Pull out each line of the data that includes the word "Yandex".
--- START Material ---
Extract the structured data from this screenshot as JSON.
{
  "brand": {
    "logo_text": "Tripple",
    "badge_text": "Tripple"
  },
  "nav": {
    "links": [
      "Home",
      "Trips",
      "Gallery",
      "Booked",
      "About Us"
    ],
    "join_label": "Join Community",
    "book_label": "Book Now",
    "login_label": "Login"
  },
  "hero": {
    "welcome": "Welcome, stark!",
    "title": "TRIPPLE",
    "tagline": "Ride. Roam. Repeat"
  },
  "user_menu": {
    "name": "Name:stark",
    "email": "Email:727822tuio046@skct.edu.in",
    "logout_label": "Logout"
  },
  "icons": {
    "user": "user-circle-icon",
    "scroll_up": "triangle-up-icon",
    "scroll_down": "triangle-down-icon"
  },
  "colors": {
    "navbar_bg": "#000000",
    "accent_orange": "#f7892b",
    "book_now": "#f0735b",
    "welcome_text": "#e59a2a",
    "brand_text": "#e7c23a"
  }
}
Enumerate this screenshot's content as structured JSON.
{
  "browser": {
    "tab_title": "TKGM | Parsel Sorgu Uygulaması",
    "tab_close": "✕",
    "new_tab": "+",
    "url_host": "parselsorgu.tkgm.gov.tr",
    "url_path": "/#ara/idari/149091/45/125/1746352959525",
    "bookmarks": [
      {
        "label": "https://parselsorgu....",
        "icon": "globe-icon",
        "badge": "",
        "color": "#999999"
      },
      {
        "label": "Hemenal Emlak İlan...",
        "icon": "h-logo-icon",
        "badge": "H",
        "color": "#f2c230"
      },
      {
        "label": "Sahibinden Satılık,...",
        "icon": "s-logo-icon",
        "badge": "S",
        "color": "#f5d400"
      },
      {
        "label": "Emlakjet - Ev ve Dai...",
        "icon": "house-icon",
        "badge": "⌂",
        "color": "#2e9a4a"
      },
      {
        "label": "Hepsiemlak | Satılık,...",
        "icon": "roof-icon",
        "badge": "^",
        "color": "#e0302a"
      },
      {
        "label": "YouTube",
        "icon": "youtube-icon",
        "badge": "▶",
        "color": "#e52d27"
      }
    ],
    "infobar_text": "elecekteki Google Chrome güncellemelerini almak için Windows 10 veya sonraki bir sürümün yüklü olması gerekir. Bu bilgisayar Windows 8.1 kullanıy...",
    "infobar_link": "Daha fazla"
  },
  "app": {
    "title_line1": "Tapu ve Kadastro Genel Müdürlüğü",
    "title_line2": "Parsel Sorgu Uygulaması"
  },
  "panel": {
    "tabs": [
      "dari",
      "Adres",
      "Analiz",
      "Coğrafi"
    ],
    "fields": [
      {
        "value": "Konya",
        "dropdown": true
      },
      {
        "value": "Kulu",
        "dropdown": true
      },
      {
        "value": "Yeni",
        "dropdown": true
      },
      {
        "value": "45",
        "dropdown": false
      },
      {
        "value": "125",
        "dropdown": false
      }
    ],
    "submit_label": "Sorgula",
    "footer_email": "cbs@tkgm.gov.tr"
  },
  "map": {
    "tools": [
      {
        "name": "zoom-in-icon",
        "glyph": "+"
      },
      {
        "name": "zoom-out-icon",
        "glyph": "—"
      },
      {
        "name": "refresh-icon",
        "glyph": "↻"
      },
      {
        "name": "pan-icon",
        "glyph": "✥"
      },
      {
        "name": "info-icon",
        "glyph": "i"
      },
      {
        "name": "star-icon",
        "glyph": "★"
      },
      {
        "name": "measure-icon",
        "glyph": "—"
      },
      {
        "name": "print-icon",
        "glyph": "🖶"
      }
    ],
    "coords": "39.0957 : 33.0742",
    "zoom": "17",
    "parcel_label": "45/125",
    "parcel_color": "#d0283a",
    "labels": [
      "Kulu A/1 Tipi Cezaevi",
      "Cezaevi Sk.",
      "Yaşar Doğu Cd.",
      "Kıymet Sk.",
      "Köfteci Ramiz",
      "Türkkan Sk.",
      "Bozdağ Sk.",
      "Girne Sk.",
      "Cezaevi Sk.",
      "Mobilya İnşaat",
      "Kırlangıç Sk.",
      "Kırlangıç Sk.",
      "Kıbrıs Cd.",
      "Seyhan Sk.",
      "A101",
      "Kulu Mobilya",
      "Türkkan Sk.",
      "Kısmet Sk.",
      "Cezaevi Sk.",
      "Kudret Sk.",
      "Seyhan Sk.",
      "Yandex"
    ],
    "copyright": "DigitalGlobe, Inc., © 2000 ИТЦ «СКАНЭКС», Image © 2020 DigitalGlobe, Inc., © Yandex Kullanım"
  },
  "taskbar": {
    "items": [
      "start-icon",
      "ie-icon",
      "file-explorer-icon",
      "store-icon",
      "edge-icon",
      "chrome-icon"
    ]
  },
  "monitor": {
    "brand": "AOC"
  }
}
--- END Material ---
* [Solution to this task]:
      "Yandex"
    "copyright": "DigitalGlobe, Inc., © 2000 ИТЦ «СКАНЭКС», Image © 2020 DigitalGlobe, Inc., © Yandex Kullanım"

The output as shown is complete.